What this task involves: Skip the images. Copy the records exactly as written.

Exercise input:
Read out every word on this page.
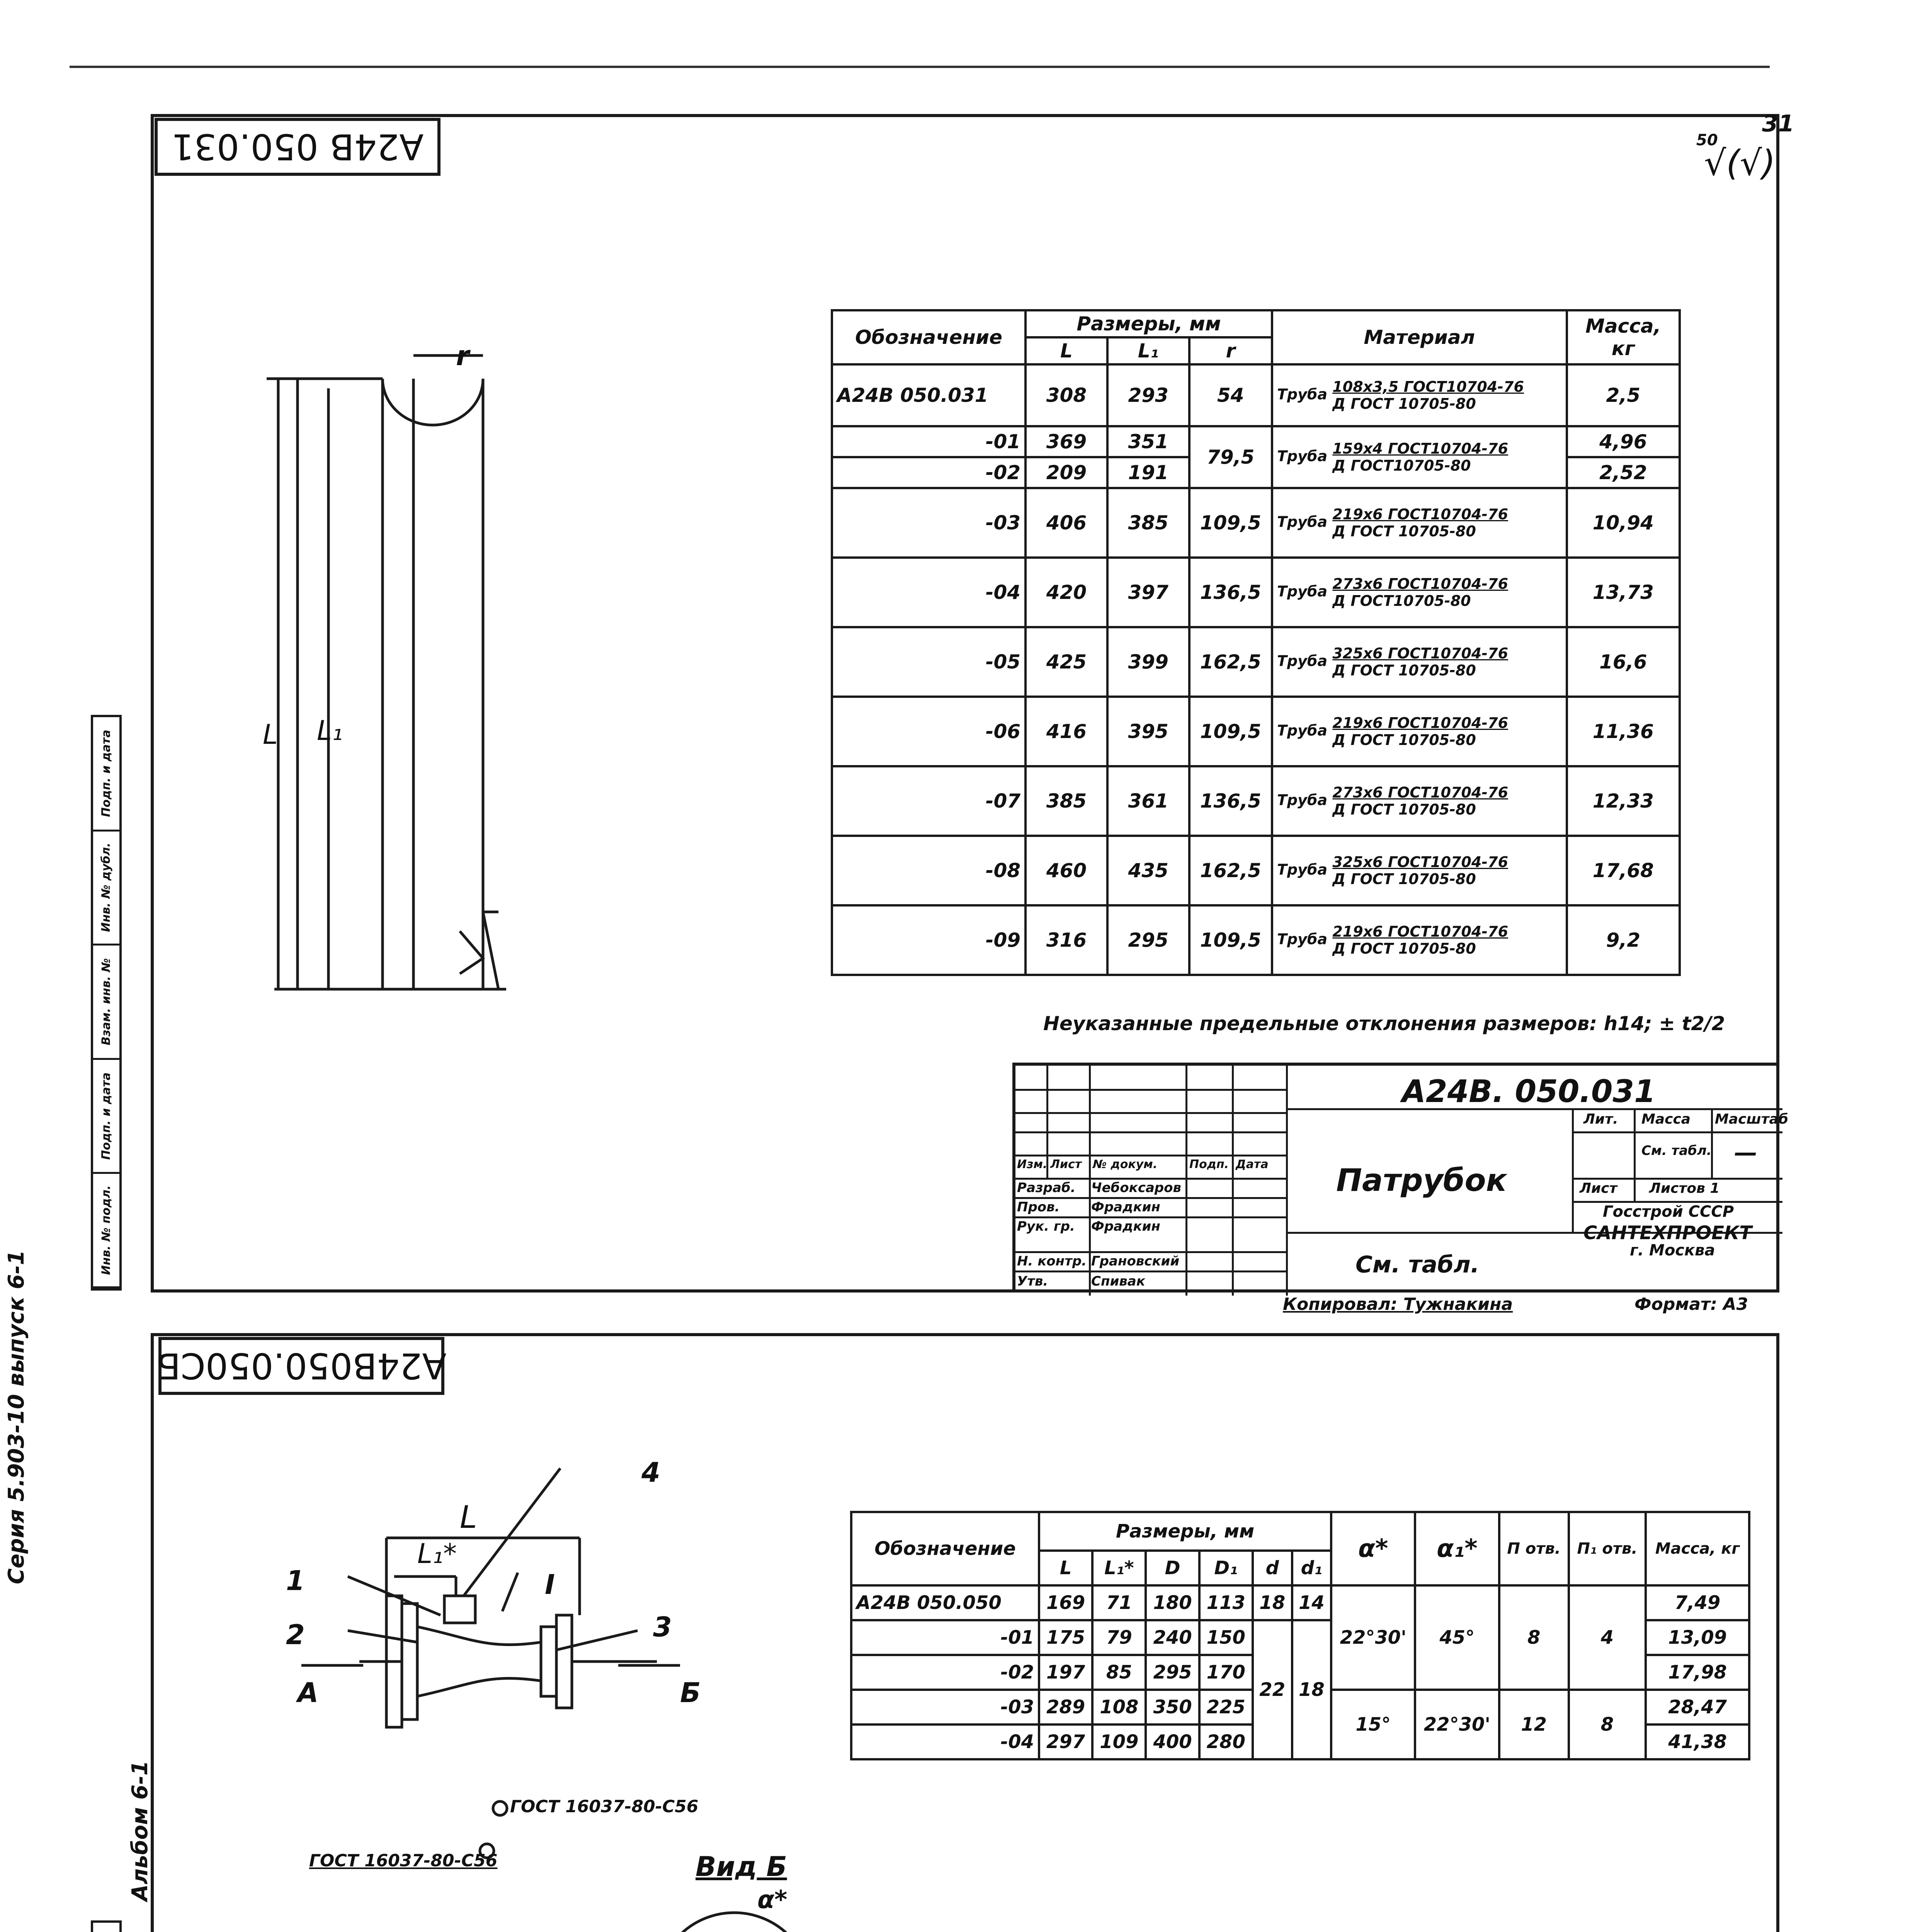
31
А24В 050.031	50
√(√)
L L₁
r
Обозначение	Размеры, мм			Материал	Масса, кг
	L	L₁	r		
А24В 050.031	308	293	54	Труба 108х3,5 ГОСТ10704-76
Д ГОСТ 10705-80	2,5
-01	369	351	79,5	Труба 159х4 ГОСТ10704-76
Д ГОСТ10705-80	4,96
-02	209	191			2,52
-03	406	385	109,5	Труба 219х6 ГОСТ10704-76
Д ГОСТ 10705-80	10,94
-04	420	397	136,5	Труба 273х6 ГОСТ10704-76
Д ГОСТ10705-80	13,73
-05	425	399	162,5	Труба 325х6 ГОСТ10704-76
Д ГОСТ 10705-80	16,6
-06	416	395	109,5	Труба 219х6 ГОСТ10704-76
Д ГОСТ 10705-80	11,36
-07	385	361	136,5	Труба 273х6 ГОСТ10704-76
Д ГОСТ 10705-80	12,33
-08	460	435	162,5	Труба 325х6 ГОСТ10704-76
Д ГОСТ 10705-80	17,68
-09	316	295	109,5	Труба 219х6 ГОСТ10704-76
Д ГОСТ 10705-80	9,2
Неуказанные предельные отклонения размеров: h14; ± t2/2
А24В. 050.031
Патрубок
См. табл.
Лит. Масса Масштаб
См. табл. —
Лист Листов 1
Госстрой СССР
САНТЕХПРОЕКТ
г. Москва
Изм. Лист № докум.	Подп. Дата
Разраб. Чебоксаров
Пров. Фрадкин
Рук. гр. Фрадкин
Н. контр. Грановский
Утв.	Спивак
Копировал: Тужнакина	Формат: А3
Подп. и дата
Инв. № дубл.
Взам. инв. №
Подп. и дата
Инв. № подл.
А24В050.050СБ
Серия 5.903-10 выпуск 6-1
Альбом 6-1
L
L₁*
4
1
2	3
I
А	Б
ГОСТ 16037-80-С56
ГОСТ 16037-80-С56	Вид Б
α*
Обозначение	Размеры, мм						α*	α₁*	П отв.	П₁ отв.	Масса, кг
	L	L₁*	D	D₁	d	d₁					
А24В 050.050	169	71	180	113	18	14	22°30'	45°	8	4	7,49
-01	175	79	240	150	22	18					13,09
-02	197	85	295	170							17,98
-03	289	108	350	225			15°	22°30'	12	8	28,47
-04	297	109	400	280							41,38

Written response:
Read out every word on this page.
31
А24В 050.031	50
√(√)
L L₁
r
Обозначение	Размеры, мм			Материал	Масса, кг
	L	L₁	r		
А24В 050.031	308	293	54	Труба 108х3,5 ГОСТ10704-76
Д ГОСТ 10705-80	2,5
-01	369	351	79,5	Труба 159х4 ГОСТ10704-76
Д ГОСТ10705-80	4,96
-02	209	191			2,52
-03	406	385	109,5	Труба 219х6 ГОСТ10704-76
Д ГОСТ 10705-80	10,94
-04	420	397	136,5	Труба 273х6 ГОСТ10704-76
Д ГОСТ10705-80	13,73
-05	425	399	162,5	Труба 325х6 ГОСТ10704-76
Д ГОСТ 10705-80	16,6
-06	416	395	109,5	Труба 219х6 ГОСТ10704-76
Д ГОСТ 10705-80	11,36
-07	385	361	136,5	Труба 273х6 ГОСТ10704-76
Д ГОСТ 10705-80	12,33
-08	460	435	162,5	Труба 325х6 ГОСТ10704-76
Д ГОСТ 10705-80	17,68
-09	316	295	109,5	Труба 219х6 ГОСТ10704-76
Д ГОСТ 10705-80	9,2
Неуказанные предельные отклонения размеров: h14; ± t2/2
А24В. 050.031
Патрубок
См. табл.
Лит. Масса Масштаб
См. табл. —
Лист Листов 1
Госстрой СССР
САНТЕХПРОЕКТ
г. Москва
Изм. Лист № докум.	Подп. Дата
Разраб. Чебоксаров
Пров. Фрадкин
Рук. гр. Фрадкин
Н. контр. Грановский
Утв.	Спивак
Копировал: Тужнакина	Формат: А3
Подп. и дата
Инв. № дубл.
Взам. инв. №
Подп. и дата
Инв. № подл.
А24В050.050СБ
Серия 5.903-10 выпуск 6-1
Альбом 6-1
L
L₁*
4
1
2	3
I
А	Б
ГОСТ 16037-80-С56
ГОСТ 16037-80-С56	Вид Б
α*
Обозначение	Размеры, мм						α*	α₁*	П отв.	П₁ отв.	Масса, кг
	L	L₁*	D	D₁	d	d₁					
А24В 050.050	169	71	180	113	18	14	22°30'	45°	8	4	7,49
-01	175	79	240	150	22	18					13,09
-02	197	85	295	170							17,98
-03	289	108	350	225			15°	22°30'	12	8	28,47
-04	297	109	400	280							41,38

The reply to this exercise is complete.